■ **Written instruction**
Copy out the listing below line for line without changing anything, but leave out the pictures.
** start of Material shown **
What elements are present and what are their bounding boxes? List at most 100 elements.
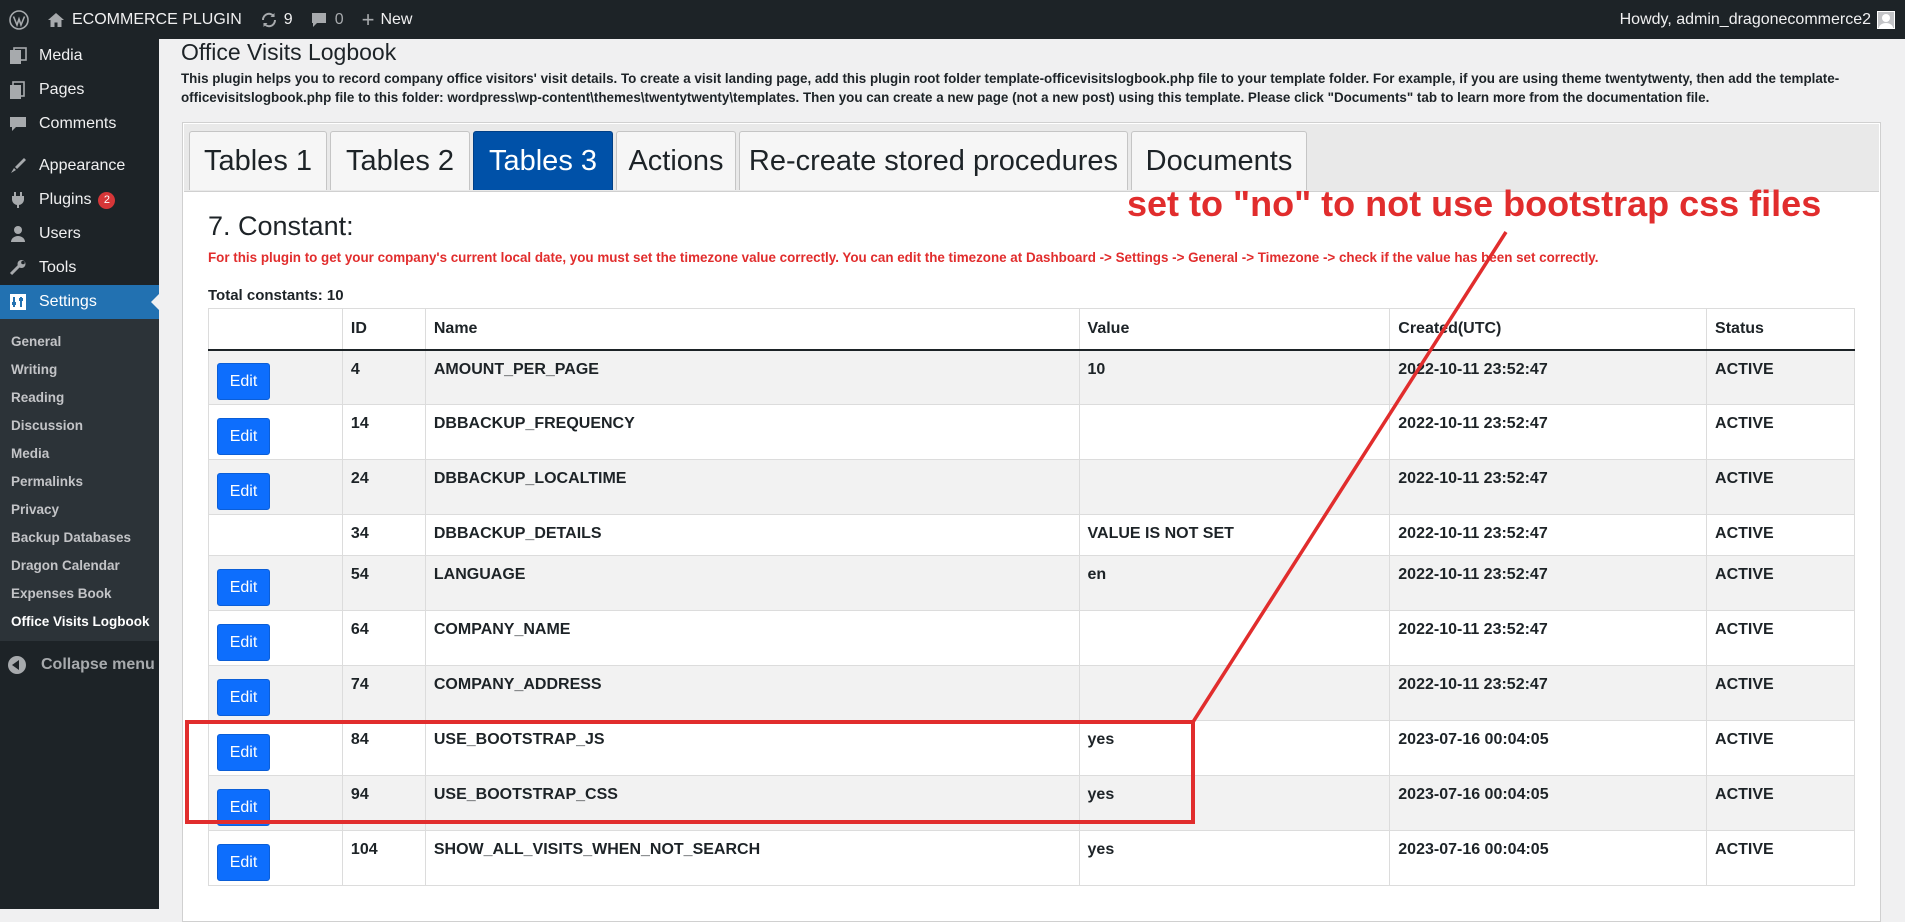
admin-sidebar: Media Pages Comments Appearance Plugins … (0, 39, 159, 909)
menu-label-appearance: Appearance (39, 157, 126, 174)
cell-created: 2022-10-11 23:52:47 (1389, 459, 1707, 515)
table-row: Edit 94 USE_BOOTSTRAP_CSS yes 2023-07-16… (208, 775, 1855, 831)
new-content-link[interactable]: + New (353, 0, 422, 39)
tab-actions[interactable]: Actions (616, 131, 736, 190)
tab-tables-1[interactable]: Tables 1 (189, 131, 327, 190)
table-row: Edit 4 AMOUNT_PER_PAGE 10 2022-10-11 23:… (208, 349, 1855, 405)
cell-name: DBBACKUP_DETAILS (424, 514, 1080, 556)
menu-label-tools: Tools (39, 259, 77, 276)
edit-button[interactable]: Edit (217, 362, 270, 400)
menu-label-comments: Comments (39, 115, 117, 132)
submenu-media[interactable]: Media (0, 439, 159, 467)
plugin-intro-text: This plugin helps you to record company … (181, 71, 1840, 105)
constants-table: ID Name Value Created(UTC) Status Edit 4… (208, 308, 1855, 886)
cell-name: COMPANY_ADDRESS (424, 665, 1080, 721)
collapse-menu-button[interactable]: Collapse menu (0, 645, 159, 685)
table-row: Edit 24 DBBACKUP_LOCALTIME 2022-10-11 23… (208, 459, 1855, 515)
cell-value: VALUE IS NOT SET (1078, 514, 1390, 556)
cell-name: AMOUNT_PER_PAGE (424, 349, 1080, 405)
menu-item-media[interactable]: Media (0, 39, 159, 73)
column-header-created: Created(UTC) (1389, 308, 1707, 351)
site-name: ECOMMERCE PLUGIN (72, 10, 242, 28)
menu-item-settings[interactable]: Settings (0, 285, 159, 319)
menu-item-users[interactable]: Users (0, 217, 159, 251)
tab-tables-3[interactable]: Tables 3 (473, 131, 613, 190)
edit-button[interactable]: Edit (217, 417, 270, 455)
media-icon (8, 46, 28, 66)
submenu-discussion[interactable]: Discussion (0, 411, 159, 439)
collapse-menu-label: Collapse menu (41, 656, 155, 673)
site-name-link[interactable]: ECOMMERCE PLUGIN (38, 0, 251, 39)
cell-status: ACTIVE (1706, 665, 1855, 721)
account-menu[interactable]: Howdy, admin_dragonecommerce2 (1611, 0, 1905, 39)
cell-status: ACTIVE (1706, 349, 1855, 405)
tools-icon (8, 258, 28, 278)
column-header-value: Value (1078, 308, 1390, 351)
submenu-reading[interactable]: Reading (0, 383, 159, 411)
submenu-permalinks[interactable]: Permalinks (0, 467, 159, 495)
column-header-id: ID (341, 308, 426, 351)
plus-icon: + (361, 6, 375, 32)
submenu-privacy[interactable]: Privacy (0, 495, 159, 523)
settings-icon (8, 292, 28, 312)
cell-value (1078, 610, 1390, 666)
cell-id: 104 (341, 830, 426, 886)
edit-button[interactable]: Edit (217, 733, 270, 771)
cell-created: 2023-07-16 00:04:05 (1389, 775, 1707, 831)
submenu-general[interactable]: General (0, 327, 159, 355)
submenu-expenses-book[interactable]: Expenses Book (0, 579, 159, 607)
cell-id: 34 (341, 514, 426, 556)
submenu-writing[interactable]: Writing (0, 355, 159, 383)
timezone-warning: For this plugin to get your company's cu… (208, 250, 1599, 265)
menu-item-comments[interactable]: Comments (0, 107, 159, 141)
column-header-status: Status (1706, 308, 1855, 351)
howdy-text: Howdy, admin_dragonecommerce2 (1619, 10, 1871, 28)
updates-count: 9 (283, 10, 293, 28)
menu-label-users: Users (39, 225, 81, 242)
users-icon (8, 224, 28, 244)
cell-status: ACTIVE (1706, 775, 1855, 831)
cell-status: ACTIVE (1706, 830, 1855, 886)
cell-value: 10 (1078, 349, 1390, 405)
tabs-panel: Tables 1 Tables 2 Tables 3 Actions Re-cr… (182, 122, 1881, 922)
cell-id: 4 (341, 349, 426, 405)
settings-submenu: General Writing Reading Discussion Media… (0, 319, 159, 641)
table-row: Edit 14 DBBACKUP_FREQUENCY 2022-10-11 23… (208, 404, 1855, 460)
tab-documents[interactable]: Documents (1131, 131, 1307, 190)
menu-label-media: Media (39, 47, 83, 64)
submenu-backup-databases[interactable]: Backup Databases (0, 523, 159, 551)
menu-item-tools[interactable]: Tools (0, 251, 159, 285)
edit-button[interactable]: Edit (217, 788, 270, 826)
updates-link[interactable]: 9 (251, 0, 302, 39)
submenu-office-visits-logbook[interactable]: Office Visits Logbook (0, 607, 159, 635)
edit-button[interactable]: Edit (217, 678, 270, 716)
main-content: Office Visits Logbook This plugin helps … (159, 39, 1905, 922)
cell-status: ACTIVE (1706, 610, 1855, 666)
tab-recreate-stored-procedures[interactable]: Re-create stored procedures (739, 131, 1128, 190)
edit-button[interactable]: Edit (217, 623, 270, 661)
cell-status: ACTIVE (1706, 404, 1855, 460)
cell-status: ACTIVE (1706, 720, 1855, 776)
wordpress-logo-icon[interactable] (0, 0, 38, 39)
cell-created: 2023-07-16 00:04:05 (1389, 720, 1707, 776)
edit-button[interactable]: Edit (217, 472, 270, 510)
cell-id: 24 (341, 459, 426, 515)
comments-link[interactable]: 0 (302, 0, 353, 39)
menu-item-appearance[interactable]: Appearance (0, 149, 159, 183)
menu-item-pages[interactable]: Pages (0, 73, 159, 107)
cell-value (1078, 459, 1390, 515)
cell-status: ACTIVE (1706, 459, 1855, 515)
column-header-action (208, 308, 343, 351)
section-title: 7. Constant: (208, 211, 354, 241)
edit-button[interactable]: Edit (217, 568, 270, 606)
cell-name: DBBACKUP_FREQUENCY (424, 404, 1080, 460)
cell-name: LANGUAGE (424, 555, 1080, 611)
cell-created: 2022-10-11 23:52:47 (1389, 610, 1707, 666)
edit-button[interactable]: Edit (217, 843, 270, 881)
cell-name: COMPANY_NAME (424, 610, 1080, 666)
pages-icon (8, 80, 28, 100)
submenu-dragon-calendar[interactable]: Dragon Calendar (0, 551, 159, 579)
cell-created: 2022-10-11 23:52:47 (1389, 404, 1707, 460)
menu-item-plugins[interactable]: Plugins 2 (0, 183, 159, 217)
tab-tables-2[interactable]: Tables 2 (330, 131, 470, 190)
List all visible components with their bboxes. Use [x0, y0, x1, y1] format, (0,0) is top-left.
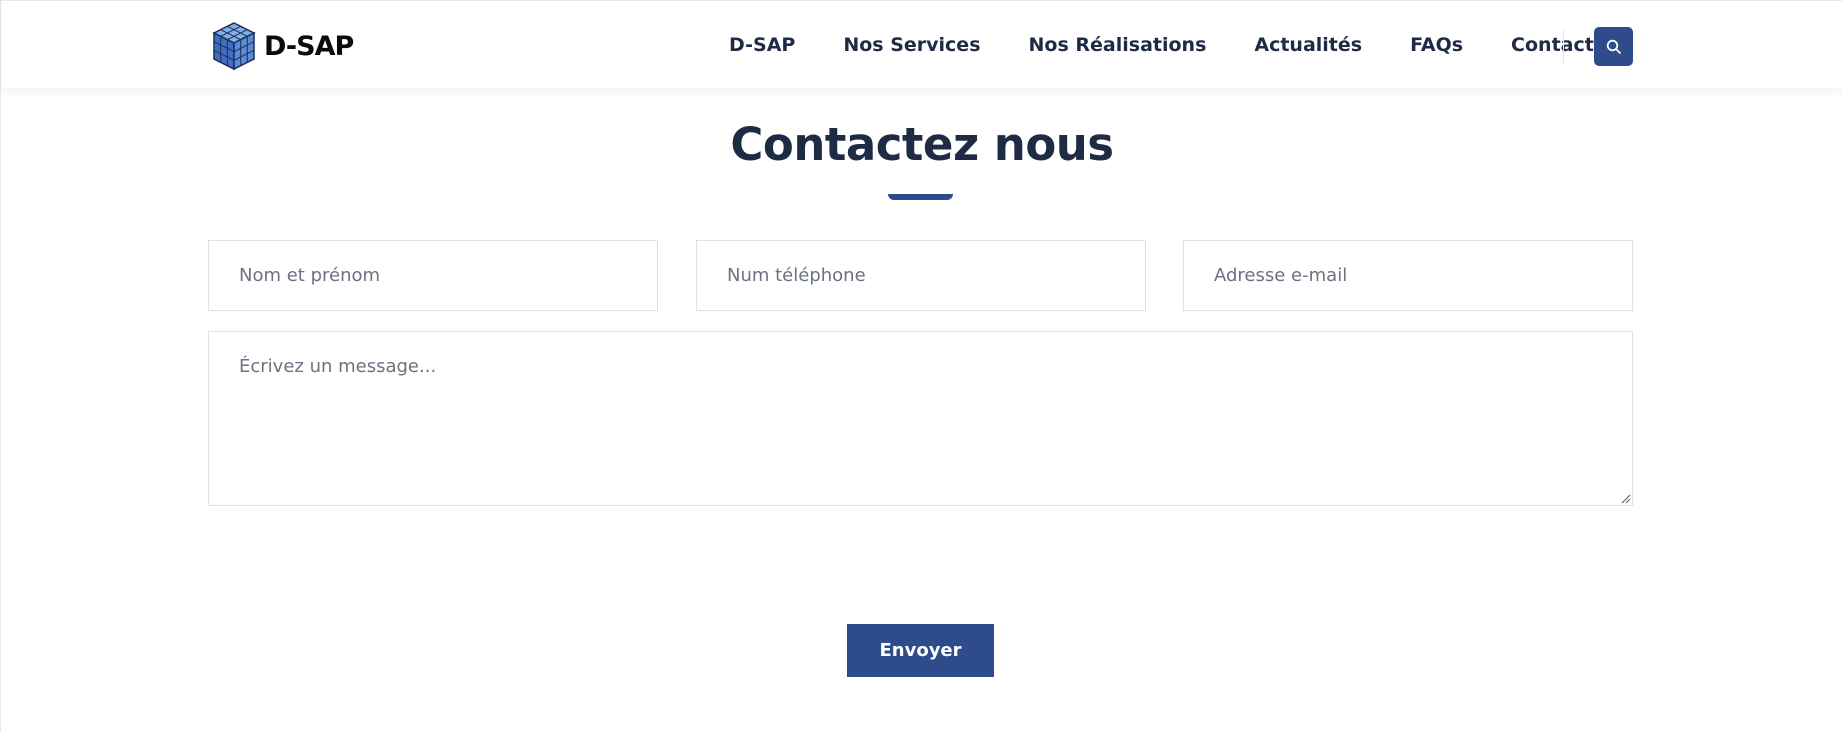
** end of Material shown **
■ **Written answer**
What elements are present and what are their bounding boxes? List at most 100 elements.
admin-sidebar: Media Pages Comments Appearance Plugins … (0, 39, 159, 909)
menu-label-appearance: Appearance (39, 157, 126, 174)
cell-created: 2022-10-11 23:52:47 (1389, 459, 1707, 515)
table-row: Edit 94 USE_BOOTSTRAP_CSS yes 2023-07-16… (208, 775, 1855, 831)
new-content-link[interactable]: + New (353, 0, 422, 39)
tab-actions[interactable]: Actions (616, 131, 736, 190)
tab-tables-1[interactable]: Tables 1 (189, 131, 327, 190)
table-row: Edit 4 AMOUNT_PER_PAGE 10 2022-10-11 23:… (208, 349, 1855, 405)
cell-name: DBBACKUP_DETAILS (424, 514, 1080, 556)
menu-label-tools: Tools (39, 259, 77, 276)
edit-button[interactable]: Edit (217, 362, 270, 400)
menu-label-comments: Comments (39, 115, 117, 132)
submenu-media[interactable]: Media (0, 439, 159, 467)
plugin-intro-text: This plugin helps you to record company … (181, 71, 1840, 105)
constants-table: ID Name Value Created(UTC) Status Edit 4… (208, 308, 1855, 886)
cell-name: COMPANY_ADDRESS (424, 665, 1080, 721)
collapse-menu-button[interactable]: Collapse menu (0, 645, 159, 685)
table-row: Edit 24 DBBACKUP_LOCALTIME 2022-10-11 23… (208, 459, 1855, 515)
cell-value: VALUE IS NOT SET (1078, 514, 1390, 556)
cell-name: AMOUNT_PER_PAGE (424, 349, 1080, 405)
menu-item-media[interactable]: Media (0, 39, 159, 73)
column-header-created: Created(UTC) (1389, 308, 1707, 351)
site-name: ECOMMERCE PLUGIN (72, 10, 242, 28)
menu-item-settings[interactable]: Settings (0, 285, 159, 319)
menu-item-users[interactable]: Users (0, 217, 159, 251)
tab-tables-3[interactable]: Tables 3 (473, 131, 613, 190)
edit-button[interactable]: Edit (217, 417, 270, 455)
media-icon (8, 46, 28, 66)
submenu-discussion[interactable]: Discussion (0, 411, 159, 439)
collapse-menu-label: Collapse menu (41, 656, 155, 673)
site-name-link[interactable]: ECOMMERCE PLUGIN (38, 0, 251, 39)
cell-status: ACTIVE (1706, 665, 1855, 721)
account-menu[interactable]: Howdy, admin_dragonecommerce2 (1611, 0, 1905, 39)
cell-status: ACTIVE (1706, 349, 1855, 405)
tools-icon (8, 258, 28, 278)
column-header-value: Value (1078, 308, 1390, 351)
submenu-reading[interactable]: Reading (0, 383, 159, 411)
submenu-permalinks[interactable]: Permalinks (0, 467, 159, 495)
column-header-id: ID (341, 308, 426, 351)
plus-icon: + (361, 6, 375, 32)
submenu-privacy[interactable]: Privacy (0, 495, 159, 523)
settings-icon (8, 292, 28, 312)
cell-value (1078, 610, 1390, 666)
cell-id: 104 (341, 830, 426, 886)
edit-button[interactable]: Edit (217, 733, 270, 771)
cell-created: 2023-07-16 00:04:05 (1389, 775, 1707, 831)
submenu-general[interactable]: General (0, 327, 159, 355)
submenu-expenses-book[interactable]: Expenses Book (0, 579, 159, 607)
cell-id: 34 (341, 514, 426, 556)
submenu-writing[interactable]: Writing (0, 355, 159, 383)
timezone-warning: For this plugin to get your company's cu… (208, 250, 1599, 265)
menu-item-comments[interactable]: Comments (0, 107, 159, 141)
column-header-status: Status (1706, 308, 1855, 351)
howdy-text: Howdy, admin_dragonecommerce2 (1619, 10, 1871, 28)
updates-count: 9 (283, 10, 293, 28)
menu-label-users: Users (39, 225, 81, 242)
users-icon (8, 224, 28, 244)
cell-status: ACTIVE (1706, 775, 1855, 831)
cell-status: ACTIVE (1706, 830, 1855, 886)
cell-value: 10 (1078, 349, 1390, 405)
tabs-panel: Tables 1 Tables 2 Tables 3 Actions Re-cr… (182, 122, 1881, 922)
cell-id: 4 (341, 349, 426, 405)
settings-submenu: General Writing Reading Discussion Media… (0, 319, 159, 641)
table-row: Edit 14 DBBACKUP_FREQUENCY 2022-10-11 23… (208, 404, 1855, 460)
tab-documents[interactable]: Documents (1131, 131, 1307, 190)
menu-label-media: Media (39, 47, 83, 64)
submenu-backup-databases[interactable]: Backup Databases (0, 523, 159, 551)
menu-item-tools[interactable]: Tools (0, 251, 159, 285)
edit-button[interactable]: Edit (217, 788, 270, 826)
updates-link[interactable]: 9 (251, 0, 302, 39)
submenu-office-visits-logbook[interactable]: Office Visits Logbook (0, 607, 159, 635)
edit-button[interactable]: Edit (217, 678, 270, 716)
main-content: Office Visits Logbook This plugin helps … (159, 39, 1905, 922)
cell-status: ACTIVE (1706, 610, 1855, 666)
tab-recreate-stored-procedures[interactable]: Re-create stored procedures (739, 131, 1128, 190)
edit-button[interactable]: Edit (217, 623, 270, 661)
cell-status: ACTIVE (1706, 404, 1855, 460)
cell-status: ACTIVE (1706, 720, 1855, 776)
wordpress-logo-icon[interactable] (0, 0, 38, 39)
cell-created: 2023-07-16 00:04:05 (1389, 720, 1707, 776)
edit-button[interactable]: Edit (217, 472, 270, 510)
cell-id: 24 (341, 459, 426, 515)
comments-link[interactable]: 0 (302, 0, 353, 39)
menu-item-appearance[interactable]: Appearance (0, 149, 159, 183)
menu-item-pages[interactable]: Pages (0, 73, 159, 107)
cell-value (1078, 459, 1390, 515)
cell-status: ACTIVE (1706, 459, 1855, 515)
column-header-action (208, 308, 343, 351)
section-title: 7. Constant: (208, 211, 354, 241)
edit-button[interactable]: Edit (217, 568, 270, 606)
cell-name: DBBACKUP_FREQUENCY (424, 404, 1080, 460)
cell-name: LANGUAGE (424, 555, 1080, 611)
cell-created: 2022-10-11 23:52:47 (1389, 610, 1707, 666)
edit-button[interactable]: Edit (217, 843, 270, 881)
cell-name: COMPANY_NAME (424, 610, 1080, 666)
pages-icon (8, 80, 28, 100)
submenu-dragon-calendar[interactable]: Dragon Calendar (0, 551, 159, 579)
cell-created: 2022-10-11 23:52:47 (1389, 404, 1707, 460)
menu-item-plugins[interactable]: Plugins 2 (0, 183, 159, 217)
tab-tables-2[interactable]: Tables 2 (330, 131, 470, 190)
List all visible components with their bboxes. Use [x0, y0, x1, y1] format, (0,0) is top-left.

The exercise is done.